Dataset excerpt:
═══

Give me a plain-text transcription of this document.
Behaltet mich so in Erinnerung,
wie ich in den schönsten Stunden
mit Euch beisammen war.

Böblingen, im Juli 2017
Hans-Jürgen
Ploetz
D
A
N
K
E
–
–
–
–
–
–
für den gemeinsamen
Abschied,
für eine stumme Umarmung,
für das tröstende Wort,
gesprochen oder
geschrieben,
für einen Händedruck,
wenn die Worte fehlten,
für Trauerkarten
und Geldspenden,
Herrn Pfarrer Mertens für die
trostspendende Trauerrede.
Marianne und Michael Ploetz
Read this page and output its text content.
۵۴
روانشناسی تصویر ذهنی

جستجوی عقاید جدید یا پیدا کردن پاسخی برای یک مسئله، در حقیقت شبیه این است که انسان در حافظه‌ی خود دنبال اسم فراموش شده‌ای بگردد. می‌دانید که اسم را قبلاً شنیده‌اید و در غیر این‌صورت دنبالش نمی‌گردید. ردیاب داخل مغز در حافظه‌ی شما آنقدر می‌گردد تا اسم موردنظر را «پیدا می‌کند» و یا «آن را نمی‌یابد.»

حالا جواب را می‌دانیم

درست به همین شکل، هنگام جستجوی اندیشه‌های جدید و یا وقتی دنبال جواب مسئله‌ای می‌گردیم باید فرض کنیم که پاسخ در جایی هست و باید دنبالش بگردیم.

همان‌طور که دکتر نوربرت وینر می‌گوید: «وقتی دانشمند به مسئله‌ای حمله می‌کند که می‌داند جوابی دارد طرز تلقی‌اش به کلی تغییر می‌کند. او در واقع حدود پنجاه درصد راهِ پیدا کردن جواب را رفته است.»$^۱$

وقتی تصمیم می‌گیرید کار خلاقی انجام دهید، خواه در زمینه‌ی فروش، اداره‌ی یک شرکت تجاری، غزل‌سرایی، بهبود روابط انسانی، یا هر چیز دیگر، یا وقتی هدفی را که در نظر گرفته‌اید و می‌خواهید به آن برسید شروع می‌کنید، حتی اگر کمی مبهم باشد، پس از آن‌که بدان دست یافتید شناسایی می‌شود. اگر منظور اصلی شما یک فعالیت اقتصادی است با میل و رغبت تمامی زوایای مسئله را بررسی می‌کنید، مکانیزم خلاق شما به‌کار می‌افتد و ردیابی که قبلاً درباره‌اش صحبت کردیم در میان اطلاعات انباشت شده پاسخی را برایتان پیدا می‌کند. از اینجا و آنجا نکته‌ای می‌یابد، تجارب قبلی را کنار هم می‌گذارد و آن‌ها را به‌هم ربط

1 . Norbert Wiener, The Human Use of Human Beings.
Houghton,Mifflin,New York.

═══

What you are asked to do: Nothing should be left out: repeat all of the data exactly.

Correct answer:
Give me a plain-text transcription of this document.
Behaltet mich so in Erinnerung,
wie ich in den schönsten Stunden
mit Euch beisammen war.

Böblingen, im Juli 2017
Hans-Jürgen
Ploetz
D
A
N
K
E
–
–
–
–
–
–
für den gemeinsamen
Abschied,
für eine stumme Umarmung,
für das tröstende Wort,
gesprochen oder
geschrieben,
für einen Händedruck,
wenn die Worte fehlten,
für Trauerkarten
und Geldspenden,
Herrn Pfarrer Mertens für die
trostspendende Trauerrede.
Marianne und Michael Ploetz
Read this page and output its text content.
۵۴
روانشناسی تصویر ذهنی

جستجوی عقاید جدید یا پیدا کردن پاسخی برای یک مسئله، در حقیقت شبیه این است که انسان در حافظه‌ی خود دنبال اسم فراموش شده‌ای بگردد. می‌دانید که اسم را قبلاً شنیده‌اید و در غیر این‌صورت دنبالش نمی‌گردید. ردیاب داخل مغز در حافظه‌ی شما آنقدر می‌گردد تا اسم موردنظر را «پیدا می‌کند» و یا «آن را نمی‌یابد.»

حالا جواب را می‌دانیم

درست به همین شکل، هنگام جستجوی اندیشه‌های جدید و یا وقتی دنبال جواب مسئله‌ای می‌گردیم باید فرض کنیم که پاسخ در جایی هست و باید دنبالش بگردیم.

همان‌طور که دکتر نوربرت وینر می‌گوید: «وقتی دانشمند به مسئله‌ای حمله می‌کند که می‌داند جوابی دارد طرز تلقی‌اش به کلی تغییر می‌کند. او در واقع حدود پنجاه درصد راهِ پیدا کردن جواب را رفته است.»$^۱$

وقتی تصمیم می‌گیرید کار خلاقی انجام دهید، خواه در زمینه‌ی فروش، اداره‌ی یک شرکت تجاری، غزل‌سرایی، بهبود روابط انسانی، یا هر چیز دیگر، یا وقتی هدفی را که در نظر گرفته‌اید و می‌خواهید به آن برسید شروع می‌کنید، حتی اگر کمی مبهم باشد، پس از آن‌که بدان دست یافتید شناسایی می‌شود. اگر منظور اصلی شما یک فعالیت اقتصادی است با میل و رغبت تمامی زوایای مسئله را بررسی می‌کنید، مکانیزم خلاق شما به‌کار می‌افتد و ردیابی که قبلاً درباره‌اش صحبت کردیم در میان اطلاعات انباشت شده پاسخی را برایتان پیدا می‌کند. از اینجا و آنجا نکته‌ای می‌یابد، تجارب قبلی را کنار هم می‌گذارد و آن‌ها را به‌هم ربط

1 . Norbert Wiener, The Human Use of Human Beings.
Houghton,Mifflin,New York.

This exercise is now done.